• _Problem requirements_
Scan the data beneath this task and copy each line that includes "What".

## Start Data for this exercise

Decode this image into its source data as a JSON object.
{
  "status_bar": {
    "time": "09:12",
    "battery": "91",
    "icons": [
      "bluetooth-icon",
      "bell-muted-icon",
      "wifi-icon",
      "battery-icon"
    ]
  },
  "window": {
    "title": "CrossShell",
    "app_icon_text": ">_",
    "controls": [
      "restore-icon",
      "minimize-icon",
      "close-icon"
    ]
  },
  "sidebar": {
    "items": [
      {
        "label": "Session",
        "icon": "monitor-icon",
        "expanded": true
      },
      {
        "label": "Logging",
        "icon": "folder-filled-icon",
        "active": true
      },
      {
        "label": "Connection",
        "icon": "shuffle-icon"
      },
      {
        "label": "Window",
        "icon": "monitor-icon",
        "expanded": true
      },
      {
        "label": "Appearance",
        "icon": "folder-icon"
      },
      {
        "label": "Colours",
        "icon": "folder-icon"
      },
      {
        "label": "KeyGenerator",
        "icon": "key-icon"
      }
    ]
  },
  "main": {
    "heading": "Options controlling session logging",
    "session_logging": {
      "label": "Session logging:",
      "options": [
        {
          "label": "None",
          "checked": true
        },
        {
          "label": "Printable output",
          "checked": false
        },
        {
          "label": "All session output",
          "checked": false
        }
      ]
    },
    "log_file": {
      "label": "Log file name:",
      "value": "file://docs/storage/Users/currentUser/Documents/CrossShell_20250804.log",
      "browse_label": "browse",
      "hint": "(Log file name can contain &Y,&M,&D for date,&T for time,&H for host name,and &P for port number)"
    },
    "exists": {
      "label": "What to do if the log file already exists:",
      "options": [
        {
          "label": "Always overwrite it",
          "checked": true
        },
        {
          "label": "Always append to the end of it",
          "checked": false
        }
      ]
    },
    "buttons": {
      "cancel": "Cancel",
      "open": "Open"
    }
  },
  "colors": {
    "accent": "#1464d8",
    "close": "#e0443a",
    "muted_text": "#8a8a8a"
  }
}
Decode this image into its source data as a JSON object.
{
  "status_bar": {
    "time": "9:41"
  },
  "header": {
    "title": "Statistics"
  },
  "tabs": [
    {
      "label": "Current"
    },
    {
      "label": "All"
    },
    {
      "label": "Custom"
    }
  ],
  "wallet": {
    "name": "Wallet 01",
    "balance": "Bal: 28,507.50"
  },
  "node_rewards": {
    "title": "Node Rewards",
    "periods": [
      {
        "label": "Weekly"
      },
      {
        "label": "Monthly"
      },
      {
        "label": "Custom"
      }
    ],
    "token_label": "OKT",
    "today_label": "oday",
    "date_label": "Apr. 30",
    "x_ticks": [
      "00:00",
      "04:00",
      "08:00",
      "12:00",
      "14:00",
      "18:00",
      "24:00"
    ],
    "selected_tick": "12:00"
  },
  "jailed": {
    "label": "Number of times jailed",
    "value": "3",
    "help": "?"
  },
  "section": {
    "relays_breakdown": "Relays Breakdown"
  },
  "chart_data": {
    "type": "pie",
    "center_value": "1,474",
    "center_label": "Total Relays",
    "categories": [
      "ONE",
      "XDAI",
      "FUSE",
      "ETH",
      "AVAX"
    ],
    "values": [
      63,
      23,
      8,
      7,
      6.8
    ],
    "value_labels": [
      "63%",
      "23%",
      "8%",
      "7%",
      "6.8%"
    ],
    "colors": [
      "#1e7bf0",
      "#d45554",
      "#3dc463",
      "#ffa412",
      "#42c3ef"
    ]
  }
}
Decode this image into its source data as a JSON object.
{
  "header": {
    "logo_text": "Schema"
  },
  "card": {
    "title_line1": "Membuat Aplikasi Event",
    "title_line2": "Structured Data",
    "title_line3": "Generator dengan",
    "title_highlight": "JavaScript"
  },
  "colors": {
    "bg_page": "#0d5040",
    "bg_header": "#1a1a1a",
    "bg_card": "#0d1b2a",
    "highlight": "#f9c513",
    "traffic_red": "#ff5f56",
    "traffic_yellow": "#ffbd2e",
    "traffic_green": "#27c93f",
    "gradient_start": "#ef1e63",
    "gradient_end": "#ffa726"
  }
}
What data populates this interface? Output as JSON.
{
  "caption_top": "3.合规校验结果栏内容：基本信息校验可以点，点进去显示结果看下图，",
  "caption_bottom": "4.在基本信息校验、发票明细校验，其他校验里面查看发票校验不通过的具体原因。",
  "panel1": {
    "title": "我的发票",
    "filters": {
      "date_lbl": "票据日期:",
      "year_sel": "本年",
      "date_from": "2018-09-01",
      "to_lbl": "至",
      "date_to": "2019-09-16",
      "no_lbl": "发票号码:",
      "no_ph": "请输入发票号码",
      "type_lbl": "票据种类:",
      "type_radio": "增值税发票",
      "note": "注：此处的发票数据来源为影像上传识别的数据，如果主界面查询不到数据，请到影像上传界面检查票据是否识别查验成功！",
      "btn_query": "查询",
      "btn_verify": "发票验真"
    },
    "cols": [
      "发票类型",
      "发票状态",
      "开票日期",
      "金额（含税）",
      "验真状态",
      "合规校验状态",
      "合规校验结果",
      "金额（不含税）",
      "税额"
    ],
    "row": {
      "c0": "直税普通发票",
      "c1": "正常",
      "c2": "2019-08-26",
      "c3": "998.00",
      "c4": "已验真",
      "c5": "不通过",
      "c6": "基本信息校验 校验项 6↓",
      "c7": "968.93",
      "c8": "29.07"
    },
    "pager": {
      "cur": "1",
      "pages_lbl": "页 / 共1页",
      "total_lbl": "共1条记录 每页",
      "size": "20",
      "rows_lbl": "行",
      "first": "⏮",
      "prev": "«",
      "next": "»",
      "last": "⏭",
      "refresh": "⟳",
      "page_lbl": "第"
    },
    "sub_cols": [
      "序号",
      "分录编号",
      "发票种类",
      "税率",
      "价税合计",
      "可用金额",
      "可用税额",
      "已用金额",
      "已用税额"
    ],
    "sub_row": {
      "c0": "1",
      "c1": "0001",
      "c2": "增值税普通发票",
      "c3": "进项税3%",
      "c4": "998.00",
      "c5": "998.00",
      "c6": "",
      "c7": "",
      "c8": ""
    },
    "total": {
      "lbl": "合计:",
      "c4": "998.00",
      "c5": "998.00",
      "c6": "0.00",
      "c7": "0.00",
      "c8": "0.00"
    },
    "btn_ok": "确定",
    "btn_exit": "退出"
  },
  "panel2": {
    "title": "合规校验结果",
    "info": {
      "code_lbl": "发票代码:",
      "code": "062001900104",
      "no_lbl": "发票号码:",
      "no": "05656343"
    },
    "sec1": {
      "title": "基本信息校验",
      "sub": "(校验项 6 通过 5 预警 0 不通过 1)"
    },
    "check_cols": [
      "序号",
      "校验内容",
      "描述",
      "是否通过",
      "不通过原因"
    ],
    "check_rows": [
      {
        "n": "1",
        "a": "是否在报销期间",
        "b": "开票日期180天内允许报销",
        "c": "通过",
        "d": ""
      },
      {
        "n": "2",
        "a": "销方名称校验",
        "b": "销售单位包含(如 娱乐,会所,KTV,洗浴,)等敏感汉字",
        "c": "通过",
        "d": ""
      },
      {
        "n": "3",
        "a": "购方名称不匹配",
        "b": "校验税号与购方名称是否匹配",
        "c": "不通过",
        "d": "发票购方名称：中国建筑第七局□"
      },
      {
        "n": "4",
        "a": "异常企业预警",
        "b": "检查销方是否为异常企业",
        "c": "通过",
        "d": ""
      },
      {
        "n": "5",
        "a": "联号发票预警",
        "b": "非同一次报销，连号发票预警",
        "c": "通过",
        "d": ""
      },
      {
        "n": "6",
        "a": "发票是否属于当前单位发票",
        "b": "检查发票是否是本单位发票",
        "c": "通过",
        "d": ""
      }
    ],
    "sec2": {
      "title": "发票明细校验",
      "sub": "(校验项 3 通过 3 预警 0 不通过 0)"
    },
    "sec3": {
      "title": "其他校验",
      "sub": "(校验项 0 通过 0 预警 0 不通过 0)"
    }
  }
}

## End Data for this exercise

• _Exercise solution_
      "label": "What to do if the log file already exists:",
What data populates this interface? Output as JSON.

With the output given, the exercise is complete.